● **GIVEN PROBLEM**:
Locate the line that contains "Read all visible content and emit it as JSON." in the entries below. Retype it and all following lines through the final one, character for character.

(Records from a data collection)
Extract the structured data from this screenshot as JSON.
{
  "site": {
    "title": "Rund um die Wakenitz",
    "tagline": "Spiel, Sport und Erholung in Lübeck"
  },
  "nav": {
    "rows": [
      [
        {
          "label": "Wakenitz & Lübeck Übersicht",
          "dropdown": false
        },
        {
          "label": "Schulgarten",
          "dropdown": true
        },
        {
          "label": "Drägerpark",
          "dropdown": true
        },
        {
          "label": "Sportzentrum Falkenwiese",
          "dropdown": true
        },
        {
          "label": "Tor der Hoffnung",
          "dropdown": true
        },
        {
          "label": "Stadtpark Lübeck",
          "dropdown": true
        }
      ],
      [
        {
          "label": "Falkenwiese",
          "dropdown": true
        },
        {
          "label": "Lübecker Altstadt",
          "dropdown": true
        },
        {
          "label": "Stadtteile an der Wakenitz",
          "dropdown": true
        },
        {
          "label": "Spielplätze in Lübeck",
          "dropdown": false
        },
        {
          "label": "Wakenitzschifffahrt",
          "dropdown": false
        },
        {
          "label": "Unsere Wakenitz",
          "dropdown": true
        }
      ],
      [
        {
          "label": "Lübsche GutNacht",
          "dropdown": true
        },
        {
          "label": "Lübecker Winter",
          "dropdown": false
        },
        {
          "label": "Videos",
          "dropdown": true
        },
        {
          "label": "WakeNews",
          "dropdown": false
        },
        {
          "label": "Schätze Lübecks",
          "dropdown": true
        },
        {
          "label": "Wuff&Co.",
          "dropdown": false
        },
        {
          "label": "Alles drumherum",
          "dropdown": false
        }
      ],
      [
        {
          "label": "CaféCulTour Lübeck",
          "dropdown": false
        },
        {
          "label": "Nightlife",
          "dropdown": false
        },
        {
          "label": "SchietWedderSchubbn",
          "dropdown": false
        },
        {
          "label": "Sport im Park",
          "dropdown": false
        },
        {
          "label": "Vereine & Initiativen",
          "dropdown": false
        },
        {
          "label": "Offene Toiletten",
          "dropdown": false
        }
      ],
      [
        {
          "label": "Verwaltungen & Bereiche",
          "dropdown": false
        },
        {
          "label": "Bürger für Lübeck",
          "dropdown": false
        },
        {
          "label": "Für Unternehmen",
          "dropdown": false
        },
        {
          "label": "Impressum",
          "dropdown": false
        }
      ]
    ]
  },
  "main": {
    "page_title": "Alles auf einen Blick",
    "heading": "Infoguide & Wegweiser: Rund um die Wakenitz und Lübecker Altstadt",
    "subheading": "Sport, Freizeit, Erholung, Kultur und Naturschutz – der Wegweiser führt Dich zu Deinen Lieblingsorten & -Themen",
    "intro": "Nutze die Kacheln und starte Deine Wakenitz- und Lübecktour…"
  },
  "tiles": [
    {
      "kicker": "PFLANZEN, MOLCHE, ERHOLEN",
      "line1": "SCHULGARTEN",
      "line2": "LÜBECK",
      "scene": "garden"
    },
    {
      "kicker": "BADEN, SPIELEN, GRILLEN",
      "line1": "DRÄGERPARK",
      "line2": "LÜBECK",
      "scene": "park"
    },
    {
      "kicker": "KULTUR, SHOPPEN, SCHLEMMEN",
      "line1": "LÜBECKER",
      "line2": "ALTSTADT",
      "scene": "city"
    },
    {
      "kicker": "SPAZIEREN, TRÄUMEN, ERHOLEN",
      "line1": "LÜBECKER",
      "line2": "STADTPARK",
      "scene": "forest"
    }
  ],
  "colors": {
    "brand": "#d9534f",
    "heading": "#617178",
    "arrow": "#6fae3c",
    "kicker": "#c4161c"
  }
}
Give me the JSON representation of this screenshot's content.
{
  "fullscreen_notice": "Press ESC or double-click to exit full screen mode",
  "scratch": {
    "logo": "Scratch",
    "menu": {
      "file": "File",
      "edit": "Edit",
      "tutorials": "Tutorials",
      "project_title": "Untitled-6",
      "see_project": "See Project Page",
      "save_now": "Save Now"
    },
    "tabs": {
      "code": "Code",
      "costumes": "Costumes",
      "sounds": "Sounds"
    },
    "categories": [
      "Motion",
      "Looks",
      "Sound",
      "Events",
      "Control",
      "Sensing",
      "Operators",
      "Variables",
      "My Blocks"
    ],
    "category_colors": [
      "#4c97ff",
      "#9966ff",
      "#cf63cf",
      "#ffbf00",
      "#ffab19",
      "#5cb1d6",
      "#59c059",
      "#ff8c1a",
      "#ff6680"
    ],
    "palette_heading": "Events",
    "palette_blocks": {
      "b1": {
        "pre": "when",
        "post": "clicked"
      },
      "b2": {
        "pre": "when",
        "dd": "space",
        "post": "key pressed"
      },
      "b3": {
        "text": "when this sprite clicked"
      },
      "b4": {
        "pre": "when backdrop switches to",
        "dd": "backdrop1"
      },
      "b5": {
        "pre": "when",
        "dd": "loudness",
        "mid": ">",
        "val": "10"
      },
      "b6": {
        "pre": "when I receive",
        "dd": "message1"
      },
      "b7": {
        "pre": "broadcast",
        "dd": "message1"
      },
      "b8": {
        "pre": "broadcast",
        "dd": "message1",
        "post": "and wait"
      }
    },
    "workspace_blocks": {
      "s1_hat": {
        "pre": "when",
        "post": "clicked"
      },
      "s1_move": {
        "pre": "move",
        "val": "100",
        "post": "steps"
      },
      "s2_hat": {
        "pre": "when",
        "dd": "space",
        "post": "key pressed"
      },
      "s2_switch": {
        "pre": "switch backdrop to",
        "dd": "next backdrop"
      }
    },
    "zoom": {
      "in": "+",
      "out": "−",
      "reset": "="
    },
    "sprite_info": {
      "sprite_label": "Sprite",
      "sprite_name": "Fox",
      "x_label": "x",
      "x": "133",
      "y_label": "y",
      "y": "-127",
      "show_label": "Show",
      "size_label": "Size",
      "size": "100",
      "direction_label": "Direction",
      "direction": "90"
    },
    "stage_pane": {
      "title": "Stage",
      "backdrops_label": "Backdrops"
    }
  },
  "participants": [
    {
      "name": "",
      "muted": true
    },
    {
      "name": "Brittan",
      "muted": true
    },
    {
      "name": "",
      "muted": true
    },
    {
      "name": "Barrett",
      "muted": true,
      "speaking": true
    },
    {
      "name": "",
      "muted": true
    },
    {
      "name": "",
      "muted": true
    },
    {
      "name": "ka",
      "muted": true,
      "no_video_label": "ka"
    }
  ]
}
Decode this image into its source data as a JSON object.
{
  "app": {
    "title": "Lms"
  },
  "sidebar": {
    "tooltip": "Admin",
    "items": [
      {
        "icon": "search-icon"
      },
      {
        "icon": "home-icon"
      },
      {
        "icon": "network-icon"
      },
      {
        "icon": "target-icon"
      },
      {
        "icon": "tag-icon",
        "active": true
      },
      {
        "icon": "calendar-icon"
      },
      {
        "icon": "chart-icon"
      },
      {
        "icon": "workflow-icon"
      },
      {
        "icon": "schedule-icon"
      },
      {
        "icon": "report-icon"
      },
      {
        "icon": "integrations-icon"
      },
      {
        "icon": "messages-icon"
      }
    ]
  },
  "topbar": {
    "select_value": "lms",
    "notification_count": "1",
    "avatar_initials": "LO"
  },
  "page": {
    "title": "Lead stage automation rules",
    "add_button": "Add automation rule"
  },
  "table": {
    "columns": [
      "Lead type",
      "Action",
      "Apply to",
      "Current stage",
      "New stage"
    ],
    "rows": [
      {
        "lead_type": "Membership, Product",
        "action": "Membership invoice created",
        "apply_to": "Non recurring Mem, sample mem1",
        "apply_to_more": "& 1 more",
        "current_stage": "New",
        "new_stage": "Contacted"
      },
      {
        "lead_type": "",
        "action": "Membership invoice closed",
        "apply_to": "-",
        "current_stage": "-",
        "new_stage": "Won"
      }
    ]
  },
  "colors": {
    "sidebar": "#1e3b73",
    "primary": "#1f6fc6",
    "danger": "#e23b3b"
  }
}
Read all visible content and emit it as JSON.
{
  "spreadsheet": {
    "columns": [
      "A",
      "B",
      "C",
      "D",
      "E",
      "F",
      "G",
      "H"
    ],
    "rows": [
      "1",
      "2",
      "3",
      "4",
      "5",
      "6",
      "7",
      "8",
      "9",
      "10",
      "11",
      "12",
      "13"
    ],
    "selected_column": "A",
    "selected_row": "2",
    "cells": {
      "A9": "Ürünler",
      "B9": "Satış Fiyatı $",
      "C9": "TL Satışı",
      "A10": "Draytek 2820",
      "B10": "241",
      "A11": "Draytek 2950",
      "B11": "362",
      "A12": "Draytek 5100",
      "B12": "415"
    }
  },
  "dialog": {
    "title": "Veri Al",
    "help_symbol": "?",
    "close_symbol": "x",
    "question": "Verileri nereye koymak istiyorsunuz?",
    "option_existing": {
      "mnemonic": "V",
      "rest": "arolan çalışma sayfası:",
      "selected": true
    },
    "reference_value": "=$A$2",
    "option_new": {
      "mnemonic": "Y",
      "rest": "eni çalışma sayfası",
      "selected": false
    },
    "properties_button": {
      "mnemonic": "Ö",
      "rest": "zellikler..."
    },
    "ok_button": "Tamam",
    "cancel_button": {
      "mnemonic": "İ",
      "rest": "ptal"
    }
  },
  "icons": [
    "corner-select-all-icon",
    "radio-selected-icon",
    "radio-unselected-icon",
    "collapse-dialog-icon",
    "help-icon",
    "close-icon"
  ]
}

● **SOLUTION**:
Read all visible content and emit it as JSON.
{
  "spreadsheet": {
    "columns": [
      "A",
      "B",
      "C",
      "D",
      "E",
      "F",
      "G",
      "H"
    ],
    "rows": [
      "1",
      "2",
      "3",
      "4",
      "5",
      "6",
      "7",
      "8",
      "9",
      "10",
      "11",
      "12",
      "13"
    ],
    "selected_column": "A",
    "selected_row": "2",
    "cells": {
      "A9": "Ürünler",
      "B9": "Satış Fiyatı $",
      "C9": "TL Satışı",
      "A10": "Draytek 2820",
      "B10": "241",
      "A11": "Draytek 2950",
      "B11": "362",
      "A12": "Draytek 5100",
      "B12": "415"
    }
  },
  "dialog": {
    "title": "Veri Al",
    "help_symbol": "?",
    "close_symbol": "x",
    "question": "Verileri nereye koymak istiyorsunuz?",
    "option_existing": {
      "mnemonic": "V",
      "rest": "arolan çalışma sayfası:",
      "selected": true
    },
    "reference_value": "=$A$2",
    "option_new": {
      "mnemonic": "Y",
      "rest": "eni çalışma sayfası",
      "selected": false
    },
    "properties_button": {
      "mnemonic": "Ö",
      "rest": "zellikler..."
    },
    "ok_button": "Tamam",
    "cancel_button": {
      "mnemonic": "İ",
      "rest": "ptal"
    }
  },
  "icons": [
    "corner-select-all-icon",
    "radio-selected-icon",
    "radio-unselected-icon",
    "collapse-dialog-icon",
    "help-icon",
    "close-icon"
  ]
}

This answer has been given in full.